# WORK TO DO
Copy only those lines which run from the line containing "Output a JSON object describing the text" to the end of the entries below, both inclusive, exactly as written and with no pictures.

___ DATA IN THIS EXERCISE

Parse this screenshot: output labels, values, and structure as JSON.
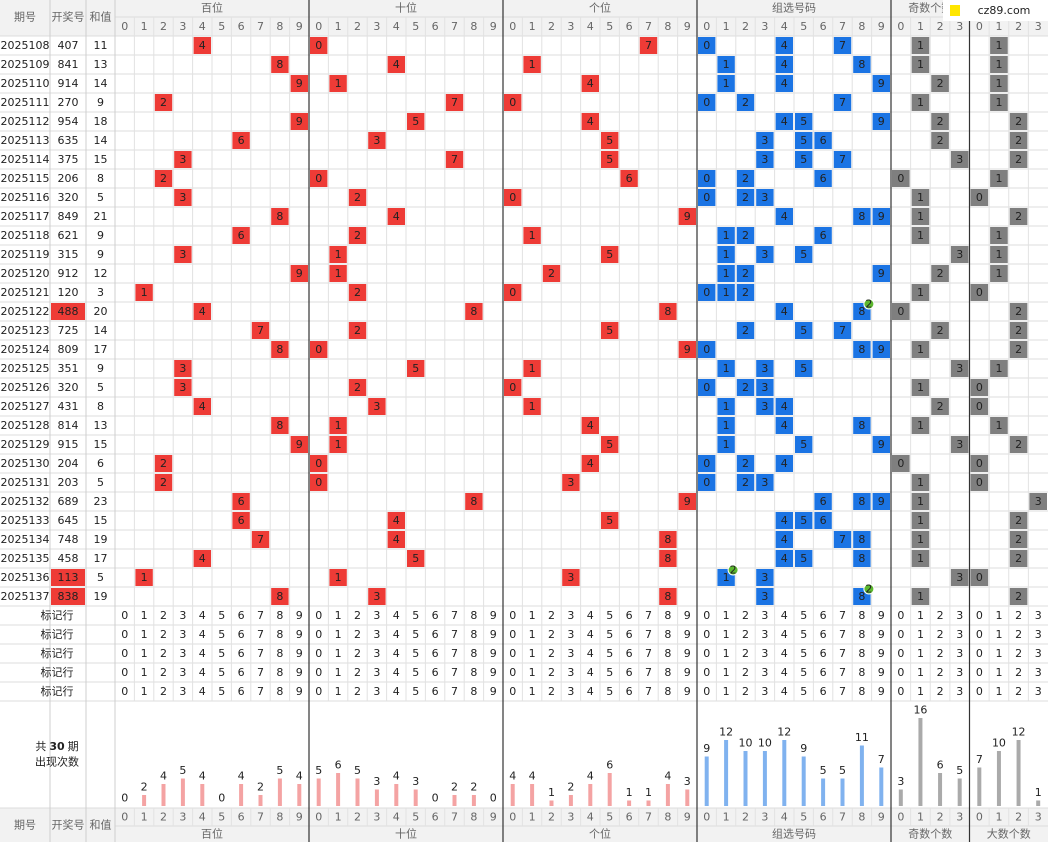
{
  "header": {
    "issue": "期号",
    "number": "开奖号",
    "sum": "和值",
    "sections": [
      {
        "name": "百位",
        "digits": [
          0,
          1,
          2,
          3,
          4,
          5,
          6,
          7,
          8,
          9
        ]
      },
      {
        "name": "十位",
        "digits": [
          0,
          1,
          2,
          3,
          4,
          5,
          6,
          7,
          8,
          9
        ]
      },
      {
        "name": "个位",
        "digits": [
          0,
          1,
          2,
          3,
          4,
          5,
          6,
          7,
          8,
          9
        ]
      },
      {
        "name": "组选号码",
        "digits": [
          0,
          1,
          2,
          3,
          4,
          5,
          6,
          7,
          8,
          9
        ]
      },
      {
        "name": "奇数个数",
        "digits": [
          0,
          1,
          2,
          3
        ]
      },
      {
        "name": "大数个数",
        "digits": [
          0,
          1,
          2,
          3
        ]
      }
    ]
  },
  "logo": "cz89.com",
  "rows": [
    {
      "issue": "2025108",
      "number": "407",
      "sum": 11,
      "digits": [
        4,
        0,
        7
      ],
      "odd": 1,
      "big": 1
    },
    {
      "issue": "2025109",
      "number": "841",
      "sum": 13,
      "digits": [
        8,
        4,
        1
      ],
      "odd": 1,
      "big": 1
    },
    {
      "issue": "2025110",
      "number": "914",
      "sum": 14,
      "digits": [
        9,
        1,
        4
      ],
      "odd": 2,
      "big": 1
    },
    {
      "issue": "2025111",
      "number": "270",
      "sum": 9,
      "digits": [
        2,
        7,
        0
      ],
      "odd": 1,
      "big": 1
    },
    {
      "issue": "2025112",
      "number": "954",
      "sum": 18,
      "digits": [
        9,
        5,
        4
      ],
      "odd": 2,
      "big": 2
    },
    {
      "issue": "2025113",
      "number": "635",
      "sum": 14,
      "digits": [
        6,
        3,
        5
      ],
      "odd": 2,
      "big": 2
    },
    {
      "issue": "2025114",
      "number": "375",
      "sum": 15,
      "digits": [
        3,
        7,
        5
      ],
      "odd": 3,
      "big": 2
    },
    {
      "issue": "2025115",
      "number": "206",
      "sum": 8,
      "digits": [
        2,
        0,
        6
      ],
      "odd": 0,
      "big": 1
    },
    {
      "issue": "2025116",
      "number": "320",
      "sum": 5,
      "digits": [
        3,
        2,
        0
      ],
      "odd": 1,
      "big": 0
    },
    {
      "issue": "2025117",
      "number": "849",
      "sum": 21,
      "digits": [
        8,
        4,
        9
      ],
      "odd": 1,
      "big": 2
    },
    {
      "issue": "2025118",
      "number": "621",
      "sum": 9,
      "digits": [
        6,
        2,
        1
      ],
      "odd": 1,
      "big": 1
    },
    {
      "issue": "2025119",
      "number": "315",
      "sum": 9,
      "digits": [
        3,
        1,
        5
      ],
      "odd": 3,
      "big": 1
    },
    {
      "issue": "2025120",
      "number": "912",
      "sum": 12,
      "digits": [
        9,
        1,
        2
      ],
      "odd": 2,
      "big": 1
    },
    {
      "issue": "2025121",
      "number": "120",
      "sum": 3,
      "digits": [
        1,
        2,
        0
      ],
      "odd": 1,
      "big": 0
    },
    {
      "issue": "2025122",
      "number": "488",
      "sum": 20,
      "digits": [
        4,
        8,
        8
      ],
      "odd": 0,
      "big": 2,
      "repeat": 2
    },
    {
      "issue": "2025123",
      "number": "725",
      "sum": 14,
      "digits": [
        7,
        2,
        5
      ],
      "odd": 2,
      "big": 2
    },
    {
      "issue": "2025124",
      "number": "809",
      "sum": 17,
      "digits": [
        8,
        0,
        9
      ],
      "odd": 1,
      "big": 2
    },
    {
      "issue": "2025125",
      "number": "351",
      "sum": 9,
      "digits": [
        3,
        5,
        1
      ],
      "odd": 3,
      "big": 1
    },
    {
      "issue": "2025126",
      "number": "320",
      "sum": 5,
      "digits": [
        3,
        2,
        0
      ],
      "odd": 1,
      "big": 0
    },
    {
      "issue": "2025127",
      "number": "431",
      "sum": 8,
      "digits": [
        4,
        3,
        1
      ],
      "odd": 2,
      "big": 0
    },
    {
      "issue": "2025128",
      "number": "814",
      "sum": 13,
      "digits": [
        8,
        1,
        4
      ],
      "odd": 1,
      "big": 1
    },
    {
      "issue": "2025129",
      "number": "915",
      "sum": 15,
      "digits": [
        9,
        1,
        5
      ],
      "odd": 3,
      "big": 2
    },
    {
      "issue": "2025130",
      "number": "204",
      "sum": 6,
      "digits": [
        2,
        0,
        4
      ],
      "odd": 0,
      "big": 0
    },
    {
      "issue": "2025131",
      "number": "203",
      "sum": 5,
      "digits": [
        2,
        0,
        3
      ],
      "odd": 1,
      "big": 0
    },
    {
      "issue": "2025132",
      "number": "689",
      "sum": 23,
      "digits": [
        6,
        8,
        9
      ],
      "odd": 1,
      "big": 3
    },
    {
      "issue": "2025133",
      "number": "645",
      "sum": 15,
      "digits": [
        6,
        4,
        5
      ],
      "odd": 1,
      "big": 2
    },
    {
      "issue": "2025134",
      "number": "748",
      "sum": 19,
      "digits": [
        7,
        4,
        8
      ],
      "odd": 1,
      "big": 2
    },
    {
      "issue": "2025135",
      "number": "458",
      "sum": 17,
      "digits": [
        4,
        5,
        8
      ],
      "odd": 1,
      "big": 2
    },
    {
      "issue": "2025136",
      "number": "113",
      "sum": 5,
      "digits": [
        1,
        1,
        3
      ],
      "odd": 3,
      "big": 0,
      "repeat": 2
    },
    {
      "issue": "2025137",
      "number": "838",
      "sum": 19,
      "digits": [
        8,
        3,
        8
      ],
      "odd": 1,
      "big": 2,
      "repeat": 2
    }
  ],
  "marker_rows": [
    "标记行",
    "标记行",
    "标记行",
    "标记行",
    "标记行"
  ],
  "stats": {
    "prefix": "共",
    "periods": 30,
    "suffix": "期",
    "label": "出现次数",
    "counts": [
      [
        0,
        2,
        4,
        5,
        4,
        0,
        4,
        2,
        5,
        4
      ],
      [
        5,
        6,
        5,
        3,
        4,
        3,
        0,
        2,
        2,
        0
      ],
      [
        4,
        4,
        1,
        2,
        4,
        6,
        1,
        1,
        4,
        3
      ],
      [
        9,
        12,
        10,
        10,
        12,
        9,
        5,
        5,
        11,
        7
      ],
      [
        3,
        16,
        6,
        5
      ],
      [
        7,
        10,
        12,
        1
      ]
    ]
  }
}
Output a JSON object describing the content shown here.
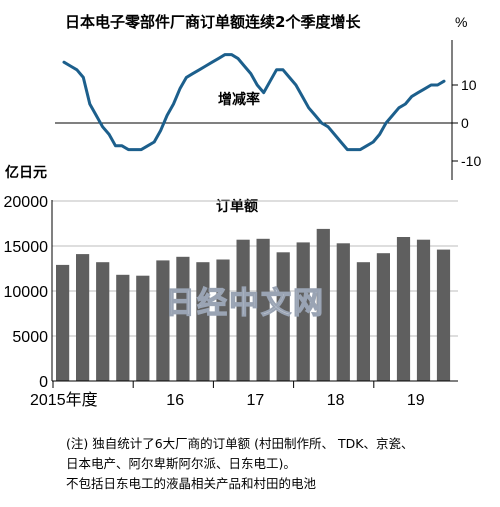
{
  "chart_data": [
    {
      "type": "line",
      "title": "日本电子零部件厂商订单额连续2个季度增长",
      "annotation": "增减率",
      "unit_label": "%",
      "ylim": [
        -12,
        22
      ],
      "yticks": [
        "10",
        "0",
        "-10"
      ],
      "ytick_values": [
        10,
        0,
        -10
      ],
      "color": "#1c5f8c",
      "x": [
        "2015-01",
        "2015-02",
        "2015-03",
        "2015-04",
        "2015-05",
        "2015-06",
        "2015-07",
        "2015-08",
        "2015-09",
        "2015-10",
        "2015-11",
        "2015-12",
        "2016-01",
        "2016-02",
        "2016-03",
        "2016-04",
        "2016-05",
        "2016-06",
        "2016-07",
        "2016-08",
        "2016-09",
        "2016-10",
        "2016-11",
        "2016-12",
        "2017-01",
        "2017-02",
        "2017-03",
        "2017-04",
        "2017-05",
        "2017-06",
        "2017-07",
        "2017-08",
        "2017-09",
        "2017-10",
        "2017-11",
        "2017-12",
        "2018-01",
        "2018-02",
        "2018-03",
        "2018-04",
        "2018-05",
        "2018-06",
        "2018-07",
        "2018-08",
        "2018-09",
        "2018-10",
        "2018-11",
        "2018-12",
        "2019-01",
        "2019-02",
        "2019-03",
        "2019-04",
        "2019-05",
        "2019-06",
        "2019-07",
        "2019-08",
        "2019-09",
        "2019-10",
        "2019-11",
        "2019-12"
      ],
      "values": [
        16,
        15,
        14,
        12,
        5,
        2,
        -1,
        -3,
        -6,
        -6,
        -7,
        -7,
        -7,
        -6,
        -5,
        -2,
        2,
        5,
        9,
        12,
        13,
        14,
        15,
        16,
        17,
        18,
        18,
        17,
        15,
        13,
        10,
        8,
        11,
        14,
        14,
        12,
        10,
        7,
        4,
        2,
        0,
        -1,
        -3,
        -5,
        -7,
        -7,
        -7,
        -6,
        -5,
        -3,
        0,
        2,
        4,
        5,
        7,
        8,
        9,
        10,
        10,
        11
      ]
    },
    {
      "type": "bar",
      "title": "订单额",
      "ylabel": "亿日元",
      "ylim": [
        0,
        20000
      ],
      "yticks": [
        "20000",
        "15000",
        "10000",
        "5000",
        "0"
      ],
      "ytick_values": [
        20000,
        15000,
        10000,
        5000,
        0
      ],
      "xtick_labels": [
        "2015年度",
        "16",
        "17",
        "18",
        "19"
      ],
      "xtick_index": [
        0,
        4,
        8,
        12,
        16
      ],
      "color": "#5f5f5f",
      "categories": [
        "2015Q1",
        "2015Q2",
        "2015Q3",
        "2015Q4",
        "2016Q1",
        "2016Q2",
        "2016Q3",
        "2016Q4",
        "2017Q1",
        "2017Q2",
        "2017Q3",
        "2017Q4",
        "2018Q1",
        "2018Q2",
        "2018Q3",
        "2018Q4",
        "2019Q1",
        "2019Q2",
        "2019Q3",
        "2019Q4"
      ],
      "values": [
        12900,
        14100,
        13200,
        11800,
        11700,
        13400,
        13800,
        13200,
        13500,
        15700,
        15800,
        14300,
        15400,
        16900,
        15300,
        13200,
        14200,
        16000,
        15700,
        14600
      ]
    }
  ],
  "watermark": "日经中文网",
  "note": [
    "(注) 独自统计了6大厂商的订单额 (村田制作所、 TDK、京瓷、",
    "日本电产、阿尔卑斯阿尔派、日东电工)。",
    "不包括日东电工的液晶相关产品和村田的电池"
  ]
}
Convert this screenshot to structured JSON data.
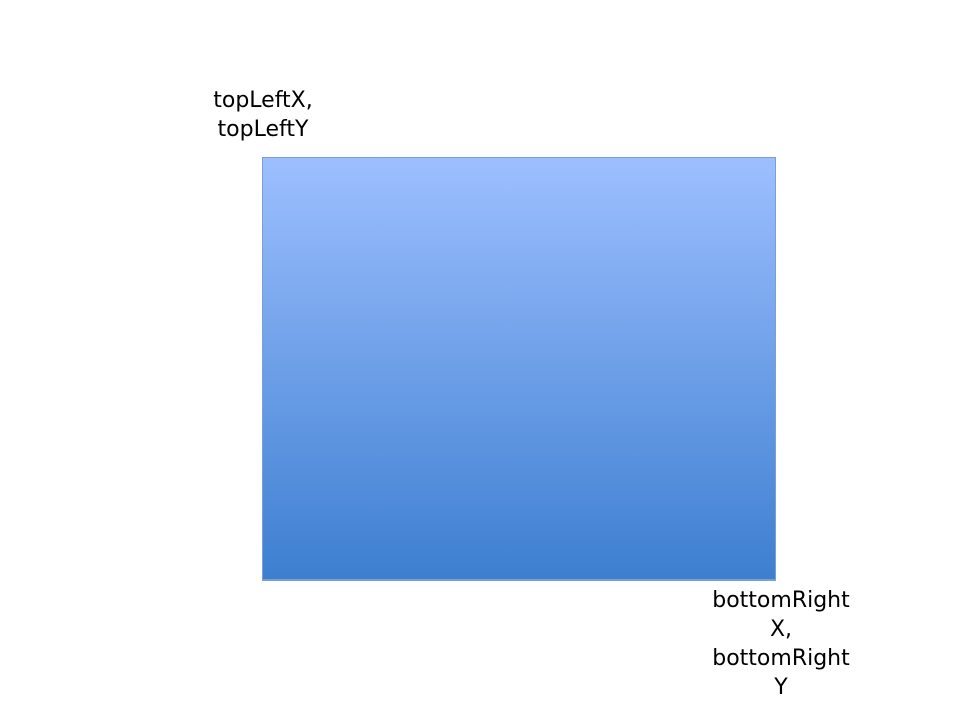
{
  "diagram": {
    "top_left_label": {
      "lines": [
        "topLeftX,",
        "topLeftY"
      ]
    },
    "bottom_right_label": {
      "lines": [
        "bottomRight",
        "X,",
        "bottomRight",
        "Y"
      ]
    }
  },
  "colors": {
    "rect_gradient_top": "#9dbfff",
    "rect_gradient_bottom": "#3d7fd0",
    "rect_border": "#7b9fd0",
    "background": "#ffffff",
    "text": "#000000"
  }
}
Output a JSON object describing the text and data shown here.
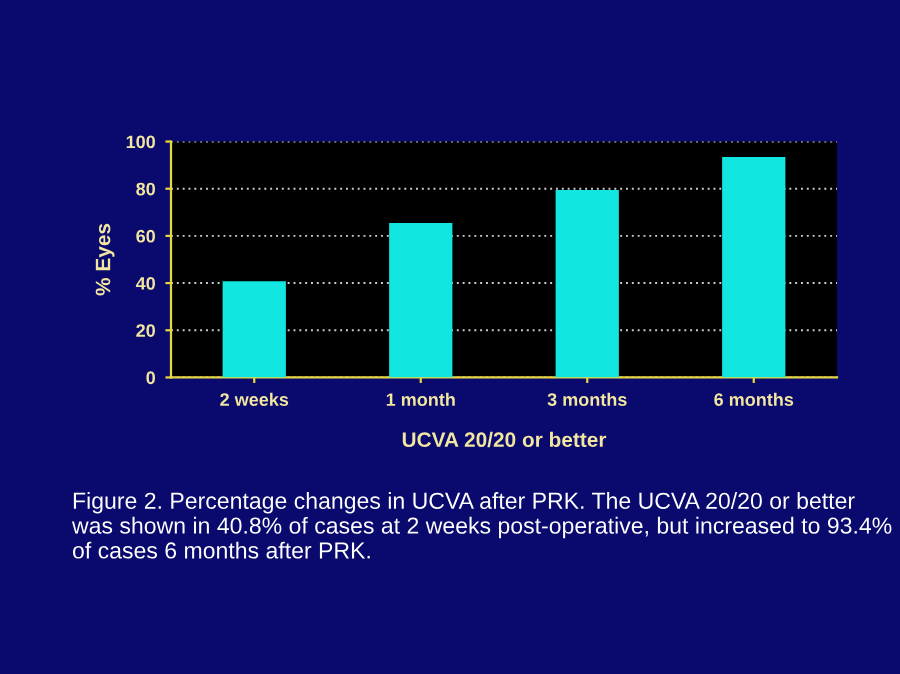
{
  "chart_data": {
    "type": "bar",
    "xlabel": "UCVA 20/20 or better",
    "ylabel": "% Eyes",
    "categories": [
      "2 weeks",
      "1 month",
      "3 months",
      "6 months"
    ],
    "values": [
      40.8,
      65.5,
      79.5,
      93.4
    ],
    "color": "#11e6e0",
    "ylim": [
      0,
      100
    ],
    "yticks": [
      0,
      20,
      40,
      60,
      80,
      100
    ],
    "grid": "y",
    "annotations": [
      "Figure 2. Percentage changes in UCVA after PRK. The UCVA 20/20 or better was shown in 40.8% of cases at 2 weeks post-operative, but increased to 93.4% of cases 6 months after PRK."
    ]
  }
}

______

# OUTPUT
Output a JSON object describing the text and data shown here.
{
  "chart_data": {
    "type": "bar",
    "xlabel": "UCVA 20/20 or better",
    "ylabel": "% Eyes",
    "categories": [
      "2 weeks",
      "1 month",
      "3 months",
      "6 months"
    ],
    "values": [
      40.8,
      65.5,
      79.5,
      93.4
    ],
    "color": "#11e6e0",
    "ylim": [
      0,
      100
    ],
    "yticks": [
      0,
      20,
      40,
      60,
      80,
      100
    ],
    "grid": "y",
    "annotations": [
      "Figure 2. Percentage changes in UCVA after PRK. The UCVA 20/20 or better was shown in 40.8% of cases at 2 weeks post-operative, but increased to 93.4% of cases 6 months after PRK."
    ]
  }
}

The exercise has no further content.